_WHAT YOU HAVE TO DO_.
Pull out every line below that holds the word "verificação".

(Data listing)
* * * * *

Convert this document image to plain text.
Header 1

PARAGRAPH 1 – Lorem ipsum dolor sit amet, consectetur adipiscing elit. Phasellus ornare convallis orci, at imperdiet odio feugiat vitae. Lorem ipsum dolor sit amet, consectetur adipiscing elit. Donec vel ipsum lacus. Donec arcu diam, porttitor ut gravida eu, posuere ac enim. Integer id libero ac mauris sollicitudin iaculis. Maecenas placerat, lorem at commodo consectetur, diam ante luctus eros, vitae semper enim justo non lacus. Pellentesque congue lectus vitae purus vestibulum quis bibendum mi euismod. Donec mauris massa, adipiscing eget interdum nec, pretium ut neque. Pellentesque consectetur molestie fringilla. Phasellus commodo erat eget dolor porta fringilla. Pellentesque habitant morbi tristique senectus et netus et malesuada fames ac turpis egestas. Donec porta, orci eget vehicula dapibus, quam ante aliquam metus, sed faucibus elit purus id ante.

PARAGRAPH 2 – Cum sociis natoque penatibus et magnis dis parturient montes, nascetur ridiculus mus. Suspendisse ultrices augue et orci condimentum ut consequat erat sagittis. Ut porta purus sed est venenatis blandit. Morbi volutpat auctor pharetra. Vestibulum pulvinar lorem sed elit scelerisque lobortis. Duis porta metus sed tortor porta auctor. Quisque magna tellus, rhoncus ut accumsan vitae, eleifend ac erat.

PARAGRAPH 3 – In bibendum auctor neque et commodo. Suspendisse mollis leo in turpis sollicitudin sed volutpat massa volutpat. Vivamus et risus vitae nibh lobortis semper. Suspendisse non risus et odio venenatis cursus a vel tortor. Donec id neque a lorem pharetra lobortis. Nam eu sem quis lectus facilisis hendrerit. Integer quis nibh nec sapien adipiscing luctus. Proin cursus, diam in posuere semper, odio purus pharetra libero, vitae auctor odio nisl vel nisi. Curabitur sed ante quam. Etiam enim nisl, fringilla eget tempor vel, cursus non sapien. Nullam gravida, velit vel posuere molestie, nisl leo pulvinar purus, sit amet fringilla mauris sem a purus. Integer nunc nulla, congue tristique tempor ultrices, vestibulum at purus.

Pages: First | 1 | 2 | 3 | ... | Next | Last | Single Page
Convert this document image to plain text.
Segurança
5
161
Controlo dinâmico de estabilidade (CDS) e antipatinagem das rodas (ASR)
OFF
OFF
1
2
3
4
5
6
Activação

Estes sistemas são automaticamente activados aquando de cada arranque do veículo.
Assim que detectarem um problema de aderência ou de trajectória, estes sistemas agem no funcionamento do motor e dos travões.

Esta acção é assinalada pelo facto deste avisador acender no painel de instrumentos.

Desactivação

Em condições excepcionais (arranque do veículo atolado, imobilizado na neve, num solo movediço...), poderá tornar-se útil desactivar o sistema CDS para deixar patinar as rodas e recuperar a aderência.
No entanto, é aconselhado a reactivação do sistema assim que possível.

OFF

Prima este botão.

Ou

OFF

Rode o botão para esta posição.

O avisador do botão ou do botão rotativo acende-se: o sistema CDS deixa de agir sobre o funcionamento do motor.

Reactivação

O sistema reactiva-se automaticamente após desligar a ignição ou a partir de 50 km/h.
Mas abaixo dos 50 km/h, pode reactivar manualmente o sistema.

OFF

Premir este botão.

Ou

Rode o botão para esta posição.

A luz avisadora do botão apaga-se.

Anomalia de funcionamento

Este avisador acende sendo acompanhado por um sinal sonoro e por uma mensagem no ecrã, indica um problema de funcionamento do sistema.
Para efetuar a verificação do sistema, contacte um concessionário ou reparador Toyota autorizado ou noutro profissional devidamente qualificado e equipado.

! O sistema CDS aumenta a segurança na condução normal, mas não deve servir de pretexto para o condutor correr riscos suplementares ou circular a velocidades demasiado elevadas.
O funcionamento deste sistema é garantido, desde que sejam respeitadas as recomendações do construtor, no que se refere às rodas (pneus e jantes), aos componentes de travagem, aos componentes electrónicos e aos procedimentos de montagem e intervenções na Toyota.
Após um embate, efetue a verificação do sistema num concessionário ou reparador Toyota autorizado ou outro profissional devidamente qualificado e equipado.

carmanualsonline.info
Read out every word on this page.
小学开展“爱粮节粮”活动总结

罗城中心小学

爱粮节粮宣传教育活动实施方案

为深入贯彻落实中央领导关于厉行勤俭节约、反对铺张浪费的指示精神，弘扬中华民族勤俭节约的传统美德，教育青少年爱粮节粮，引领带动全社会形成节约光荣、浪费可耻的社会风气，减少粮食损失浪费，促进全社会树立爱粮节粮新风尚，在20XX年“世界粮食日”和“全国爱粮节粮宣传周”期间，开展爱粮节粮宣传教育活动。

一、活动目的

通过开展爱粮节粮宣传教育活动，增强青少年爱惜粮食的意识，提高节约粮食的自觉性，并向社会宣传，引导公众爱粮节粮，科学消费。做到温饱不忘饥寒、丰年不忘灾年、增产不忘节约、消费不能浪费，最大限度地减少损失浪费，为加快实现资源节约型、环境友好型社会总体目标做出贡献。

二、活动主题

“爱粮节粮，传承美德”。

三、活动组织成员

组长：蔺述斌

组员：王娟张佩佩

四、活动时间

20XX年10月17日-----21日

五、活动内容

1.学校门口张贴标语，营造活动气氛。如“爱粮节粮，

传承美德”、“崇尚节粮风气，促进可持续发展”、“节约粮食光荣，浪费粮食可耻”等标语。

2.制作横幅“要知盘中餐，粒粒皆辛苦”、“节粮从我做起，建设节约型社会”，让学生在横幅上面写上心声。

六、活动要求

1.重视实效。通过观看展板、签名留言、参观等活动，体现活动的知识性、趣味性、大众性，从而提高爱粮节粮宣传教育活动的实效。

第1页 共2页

* * * * *

_TASK OUTPUT_.
Para efetuar a verificação do sistema, contacte um concessionário ou reparador Toyota autorizado ou noutro profissional devidamente qualificado e equipado.
Após um embate, efetue a verificação do sistema num concessionário ou reparador Toyota autorizado ou outro profissional devidamente qualificado e equipado.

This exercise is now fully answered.